Short exercise: Using the records below, give the number of lines where the word "Сумма" appears, with no further output.

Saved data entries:
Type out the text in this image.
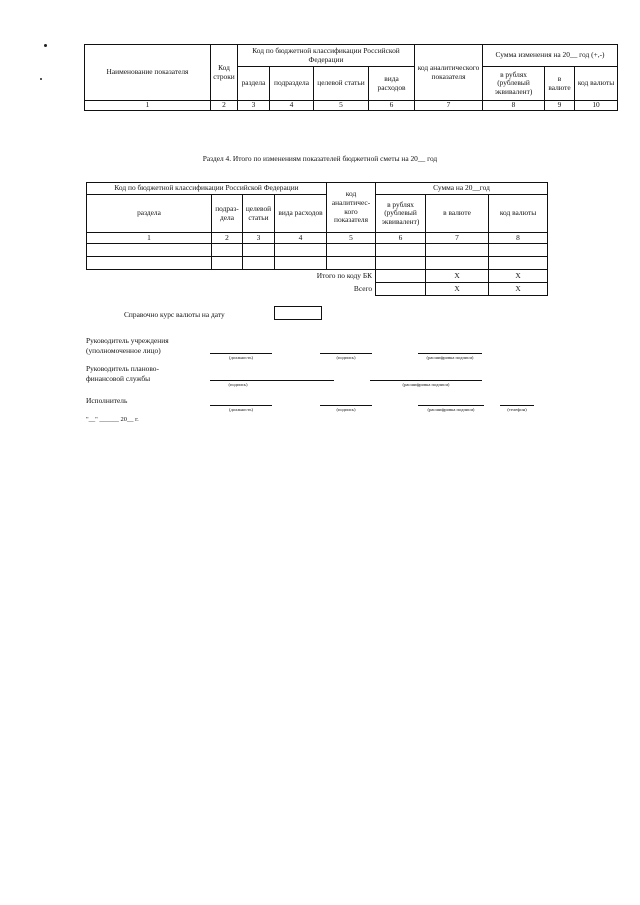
Наименование показателя	Код строки	Код по бюджетной классификации Российской Федерации				код аналитического показателя	Сумма изменения на 20__ год (+,-)		
		раздела	подраздела	целевой статьи	вида расходов		в рублях (рублевый эквивалент)	в валюте	код валюты
1	2	3	4	5	6	7	8	9	10
Раздел 4. Итого по изменениям показателей бюджетной сметы на 20__ год
Код по бюджетной классификации Российской Федерации				код аналитичес-кого показателя	Сумма на 20__год		
раздела	подраз-дела	целевой статьи	вида расходов		в рублях (рублевый эквивалент)	в валюте	код валюты
1	2	3	4	5	6	7	8

Итого по коду БК						X	X
Всего						X	X
Справочно курс валюты на дату
Руководитель учреждения (уполномоченное лицо)
(должность)	(подпись)	(расшифровка подписи)
Руководитель планово-финансовой службы
(подпись)	(расшифровка подписи)
Исполнитель
(должность)	(подпись)	(расшифровка подписи)	(телефон)
"__" ______ 20__ г.
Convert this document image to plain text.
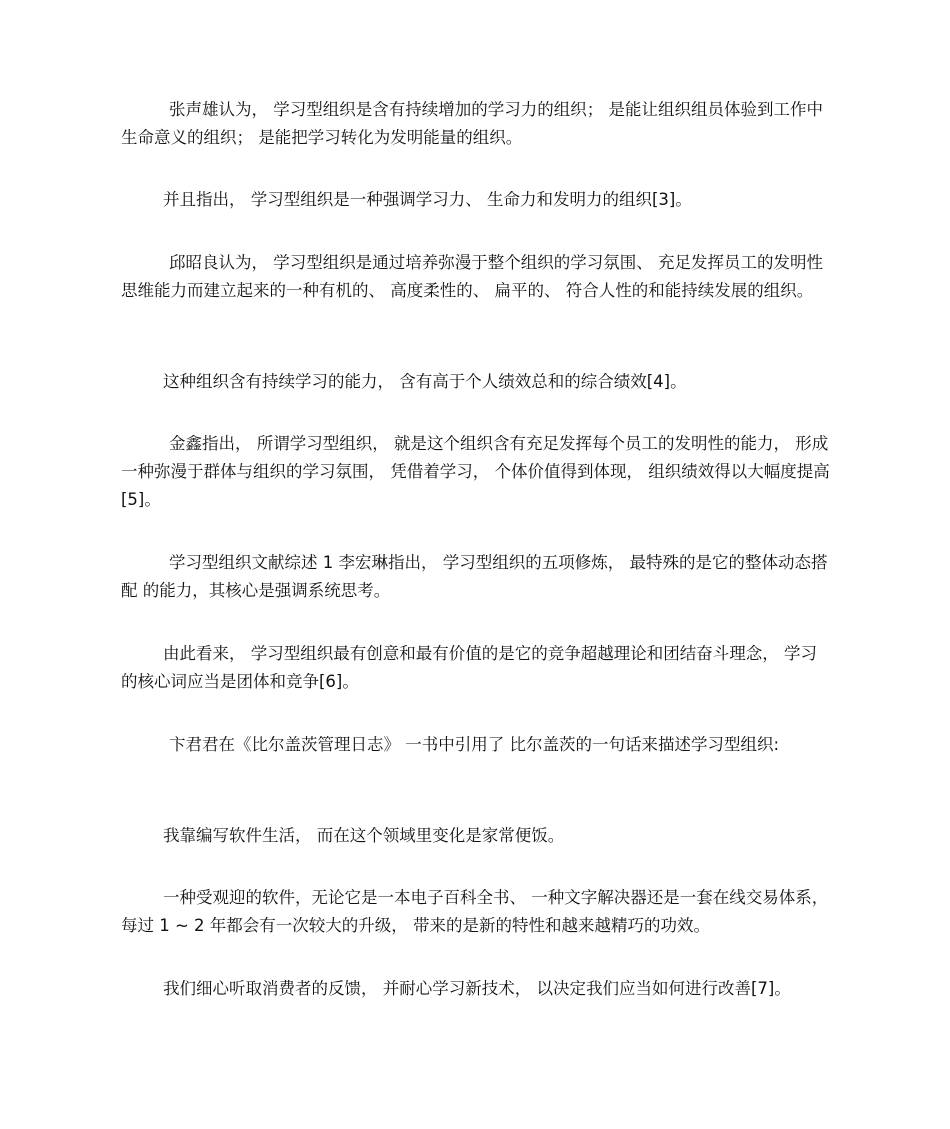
张声雄认为， 学习型组织是含有持续增加的学习力的组织； 是能让组织组员体验到工作中生命意义的组织； 是能把学习转化为发明能量的组织。

并且指出， 学习型组织是一种强调学习力、 生命力和发明力的组织[3]。

邱昭良认为， 学习型组织是通过培养弥漫于整个组织的学习氛围、 充足发挥员工的发明性思维能力而建立起来的一种有机的、 高度柔性的、 扁平的、 符合人性的和能持续发展的组织。

这种组织含有持续学习的能力， 含有高于个人绩效总和的综合绩效[4]。

金鑫指出， 所谓学习型组织， 就是这个组织含有充足发挥每个员工的发明性的能力， 形成一种弥漫于群体与组织的学习氛围， 凭借着学习， 个体价值得到体现， 组织绩效得以大幅度提高[5]。

学习型组织文献综述 1 李宏琳指出， 学习型组织的五项修炼， 最特殊的是它的整体动态搭配 的能力，其核心是强调系统思考。

由此看来， 学习型组织最有创意和最有价值的是它的竞争超越理论和团结奋斗理念， 学习的核心词应当是团体和竞争[6]。

卞君君在《比尔盖茨管理日志》 一书中引用了 比尔盖茨的一句话来描述学习型组织:

我靠编写软件生活， 而在这个领域里变化是家常便饭。

一种受观迎的软件，无论它是一本电子百科全书、 一种文字解决器还是一套在线交易体系， 每过 1 ~ 2 年都会有一次较大的升级， 带来的是新的特性和越来越精巧的功效。

我们细心听取消费者的反馈， 并耐心学习新技术， 以决定我们应当如何进行改善[7]。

Answer for the task: 2